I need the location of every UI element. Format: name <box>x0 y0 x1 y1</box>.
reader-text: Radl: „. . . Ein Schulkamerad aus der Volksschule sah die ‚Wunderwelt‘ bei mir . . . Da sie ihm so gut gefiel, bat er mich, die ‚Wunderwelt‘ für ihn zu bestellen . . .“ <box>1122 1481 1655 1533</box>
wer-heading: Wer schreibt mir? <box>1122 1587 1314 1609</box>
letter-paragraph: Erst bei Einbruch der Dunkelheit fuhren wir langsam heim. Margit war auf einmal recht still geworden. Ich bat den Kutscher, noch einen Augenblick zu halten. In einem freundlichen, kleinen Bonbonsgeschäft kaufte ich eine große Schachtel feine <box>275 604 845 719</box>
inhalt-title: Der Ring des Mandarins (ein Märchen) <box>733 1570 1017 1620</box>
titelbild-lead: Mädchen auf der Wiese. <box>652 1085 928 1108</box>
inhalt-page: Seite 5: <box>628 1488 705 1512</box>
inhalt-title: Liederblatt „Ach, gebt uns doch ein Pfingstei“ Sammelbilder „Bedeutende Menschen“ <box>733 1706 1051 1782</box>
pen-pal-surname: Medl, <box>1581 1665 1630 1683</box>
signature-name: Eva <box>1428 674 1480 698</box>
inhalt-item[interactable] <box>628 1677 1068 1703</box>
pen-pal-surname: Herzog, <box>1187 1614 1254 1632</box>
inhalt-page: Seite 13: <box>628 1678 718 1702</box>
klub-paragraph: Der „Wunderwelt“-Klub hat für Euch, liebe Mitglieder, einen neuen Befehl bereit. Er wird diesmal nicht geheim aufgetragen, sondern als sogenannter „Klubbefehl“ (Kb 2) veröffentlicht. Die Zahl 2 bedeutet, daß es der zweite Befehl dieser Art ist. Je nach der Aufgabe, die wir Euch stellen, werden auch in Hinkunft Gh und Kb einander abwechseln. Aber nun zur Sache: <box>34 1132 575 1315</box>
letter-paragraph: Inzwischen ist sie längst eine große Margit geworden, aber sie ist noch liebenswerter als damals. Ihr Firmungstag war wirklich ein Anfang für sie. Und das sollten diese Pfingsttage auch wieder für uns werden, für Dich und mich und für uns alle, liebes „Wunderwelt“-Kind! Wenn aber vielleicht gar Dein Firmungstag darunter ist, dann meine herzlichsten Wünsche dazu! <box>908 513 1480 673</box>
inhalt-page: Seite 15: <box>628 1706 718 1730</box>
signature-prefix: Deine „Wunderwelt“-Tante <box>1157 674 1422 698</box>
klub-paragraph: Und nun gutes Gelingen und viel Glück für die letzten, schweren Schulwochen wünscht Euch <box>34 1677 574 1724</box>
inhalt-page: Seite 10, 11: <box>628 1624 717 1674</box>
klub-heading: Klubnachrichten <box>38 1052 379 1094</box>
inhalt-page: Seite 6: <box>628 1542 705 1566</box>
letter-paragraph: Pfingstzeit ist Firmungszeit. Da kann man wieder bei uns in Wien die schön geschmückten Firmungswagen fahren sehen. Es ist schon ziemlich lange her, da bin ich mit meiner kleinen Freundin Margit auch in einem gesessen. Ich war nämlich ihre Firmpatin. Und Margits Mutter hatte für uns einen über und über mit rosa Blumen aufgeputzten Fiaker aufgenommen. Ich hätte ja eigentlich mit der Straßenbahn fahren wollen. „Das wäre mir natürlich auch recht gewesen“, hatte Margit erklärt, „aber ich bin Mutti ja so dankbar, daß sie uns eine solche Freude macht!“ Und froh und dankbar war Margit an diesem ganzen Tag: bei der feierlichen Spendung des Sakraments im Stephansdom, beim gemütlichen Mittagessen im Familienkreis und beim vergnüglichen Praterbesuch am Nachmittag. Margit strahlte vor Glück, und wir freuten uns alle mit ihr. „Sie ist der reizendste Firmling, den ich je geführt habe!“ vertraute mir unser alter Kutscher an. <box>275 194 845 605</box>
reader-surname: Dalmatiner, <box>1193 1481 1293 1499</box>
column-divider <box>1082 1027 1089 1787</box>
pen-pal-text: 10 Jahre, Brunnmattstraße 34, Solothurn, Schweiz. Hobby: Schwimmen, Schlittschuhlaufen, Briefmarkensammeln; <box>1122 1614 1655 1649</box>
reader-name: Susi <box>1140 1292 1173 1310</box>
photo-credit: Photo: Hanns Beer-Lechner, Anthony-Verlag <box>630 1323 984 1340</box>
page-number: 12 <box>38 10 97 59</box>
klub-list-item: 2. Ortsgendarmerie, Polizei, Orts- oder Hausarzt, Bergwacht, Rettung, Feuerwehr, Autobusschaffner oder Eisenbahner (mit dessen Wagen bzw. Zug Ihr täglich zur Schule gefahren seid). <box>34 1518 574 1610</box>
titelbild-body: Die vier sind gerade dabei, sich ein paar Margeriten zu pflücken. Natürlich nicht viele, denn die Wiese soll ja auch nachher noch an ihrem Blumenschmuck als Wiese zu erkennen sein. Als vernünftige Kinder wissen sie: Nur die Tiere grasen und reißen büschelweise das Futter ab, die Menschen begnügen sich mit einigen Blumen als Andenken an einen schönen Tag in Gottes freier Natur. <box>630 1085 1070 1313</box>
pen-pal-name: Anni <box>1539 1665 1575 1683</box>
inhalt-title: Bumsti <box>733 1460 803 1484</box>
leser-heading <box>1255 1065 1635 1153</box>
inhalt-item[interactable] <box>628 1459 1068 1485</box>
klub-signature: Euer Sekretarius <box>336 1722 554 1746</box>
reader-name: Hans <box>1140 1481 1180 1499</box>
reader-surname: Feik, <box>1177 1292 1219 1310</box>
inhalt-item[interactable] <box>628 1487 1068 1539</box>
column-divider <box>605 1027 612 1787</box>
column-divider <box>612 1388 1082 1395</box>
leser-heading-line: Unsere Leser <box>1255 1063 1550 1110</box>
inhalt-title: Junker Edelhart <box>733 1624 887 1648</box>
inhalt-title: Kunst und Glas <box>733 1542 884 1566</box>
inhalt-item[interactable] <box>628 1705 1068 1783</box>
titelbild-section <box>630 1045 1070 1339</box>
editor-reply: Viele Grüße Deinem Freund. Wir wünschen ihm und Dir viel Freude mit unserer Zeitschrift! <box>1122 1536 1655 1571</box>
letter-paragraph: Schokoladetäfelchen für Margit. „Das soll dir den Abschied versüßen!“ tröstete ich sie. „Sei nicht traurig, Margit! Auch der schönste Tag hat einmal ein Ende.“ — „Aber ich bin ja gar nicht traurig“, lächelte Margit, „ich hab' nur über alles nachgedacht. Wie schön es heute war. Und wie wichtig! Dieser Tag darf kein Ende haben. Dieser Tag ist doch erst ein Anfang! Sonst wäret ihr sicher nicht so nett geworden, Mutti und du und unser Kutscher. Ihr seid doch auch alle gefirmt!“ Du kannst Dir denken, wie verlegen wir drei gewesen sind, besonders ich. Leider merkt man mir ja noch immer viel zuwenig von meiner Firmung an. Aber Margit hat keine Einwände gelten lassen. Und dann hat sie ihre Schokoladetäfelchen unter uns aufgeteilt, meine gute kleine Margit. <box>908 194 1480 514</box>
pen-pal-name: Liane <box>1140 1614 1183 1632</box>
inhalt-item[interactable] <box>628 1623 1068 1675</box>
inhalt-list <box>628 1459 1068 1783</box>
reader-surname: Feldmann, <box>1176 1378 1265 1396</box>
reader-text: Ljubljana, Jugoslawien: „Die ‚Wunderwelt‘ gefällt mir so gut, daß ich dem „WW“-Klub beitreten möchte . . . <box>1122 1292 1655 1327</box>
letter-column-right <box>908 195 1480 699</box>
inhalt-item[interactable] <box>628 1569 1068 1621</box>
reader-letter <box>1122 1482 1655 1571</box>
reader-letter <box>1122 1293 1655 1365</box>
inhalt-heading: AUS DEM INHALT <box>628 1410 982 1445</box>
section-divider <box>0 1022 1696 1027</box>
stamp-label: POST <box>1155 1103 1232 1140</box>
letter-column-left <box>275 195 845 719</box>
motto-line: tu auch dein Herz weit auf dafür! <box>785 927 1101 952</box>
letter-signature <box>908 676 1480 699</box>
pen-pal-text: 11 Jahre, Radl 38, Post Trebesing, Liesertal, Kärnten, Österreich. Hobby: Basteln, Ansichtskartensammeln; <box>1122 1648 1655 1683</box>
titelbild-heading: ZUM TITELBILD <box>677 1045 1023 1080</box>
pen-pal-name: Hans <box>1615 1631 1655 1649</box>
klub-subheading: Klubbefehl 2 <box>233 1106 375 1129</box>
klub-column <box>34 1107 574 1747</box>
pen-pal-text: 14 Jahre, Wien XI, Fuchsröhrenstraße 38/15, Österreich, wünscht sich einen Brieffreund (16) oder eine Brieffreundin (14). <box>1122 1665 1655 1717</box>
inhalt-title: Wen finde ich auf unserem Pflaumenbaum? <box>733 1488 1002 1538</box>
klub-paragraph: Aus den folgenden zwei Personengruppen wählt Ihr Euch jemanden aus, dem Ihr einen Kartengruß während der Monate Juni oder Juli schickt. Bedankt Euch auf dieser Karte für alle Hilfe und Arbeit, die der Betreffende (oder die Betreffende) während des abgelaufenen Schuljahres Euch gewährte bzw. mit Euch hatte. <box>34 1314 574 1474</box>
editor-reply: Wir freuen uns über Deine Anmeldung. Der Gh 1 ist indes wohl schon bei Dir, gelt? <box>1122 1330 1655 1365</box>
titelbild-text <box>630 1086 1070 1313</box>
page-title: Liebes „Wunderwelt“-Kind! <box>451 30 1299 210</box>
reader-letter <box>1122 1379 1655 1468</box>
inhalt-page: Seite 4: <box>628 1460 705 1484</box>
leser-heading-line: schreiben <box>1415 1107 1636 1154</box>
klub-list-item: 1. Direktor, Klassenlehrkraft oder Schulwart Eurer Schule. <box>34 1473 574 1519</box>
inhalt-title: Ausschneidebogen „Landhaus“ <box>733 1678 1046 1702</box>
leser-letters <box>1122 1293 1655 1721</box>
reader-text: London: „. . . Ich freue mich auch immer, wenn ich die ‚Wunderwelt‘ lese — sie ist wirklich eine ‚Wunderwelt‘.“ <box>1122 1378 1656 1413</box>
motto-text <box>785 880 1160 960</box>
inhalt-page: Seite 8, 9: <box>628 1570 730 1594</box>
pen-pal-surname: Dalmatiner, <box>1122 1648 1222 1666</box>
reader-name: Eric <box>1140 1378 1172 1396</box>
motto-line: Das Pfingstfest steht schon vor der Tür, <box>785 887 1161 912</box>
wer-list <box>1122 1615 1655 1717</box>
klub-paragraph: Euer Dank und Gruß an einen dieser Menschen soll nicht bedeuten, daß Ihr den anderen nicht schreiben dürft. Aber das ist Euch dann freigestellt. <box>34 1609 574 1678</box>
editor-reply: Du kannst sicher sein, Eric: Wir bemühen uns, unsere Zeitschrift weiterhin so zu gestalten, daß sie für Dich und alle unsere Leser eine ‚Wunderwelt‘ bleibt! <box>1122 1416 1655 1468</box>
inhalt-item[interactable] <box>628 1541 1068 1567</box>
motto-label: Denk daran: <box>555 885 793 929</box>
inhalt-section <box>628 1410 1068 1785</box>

::::::::

#### WHAT THIS TASK INVOLVES
Copy out every line in the entries above that holds "signature".

#### ANSWER FOR THIS EXERCISE
signature-name: Eva <box>1428 674 1480 698</box>
signature-prefix: Deine „Wunderwelt“-Tante <box>1157 674 1422 698</box>
klub-signature: Euer Sekretarius <box>336 1722 554 1746</box>
letter-signature <box>908 676 1480 699</box>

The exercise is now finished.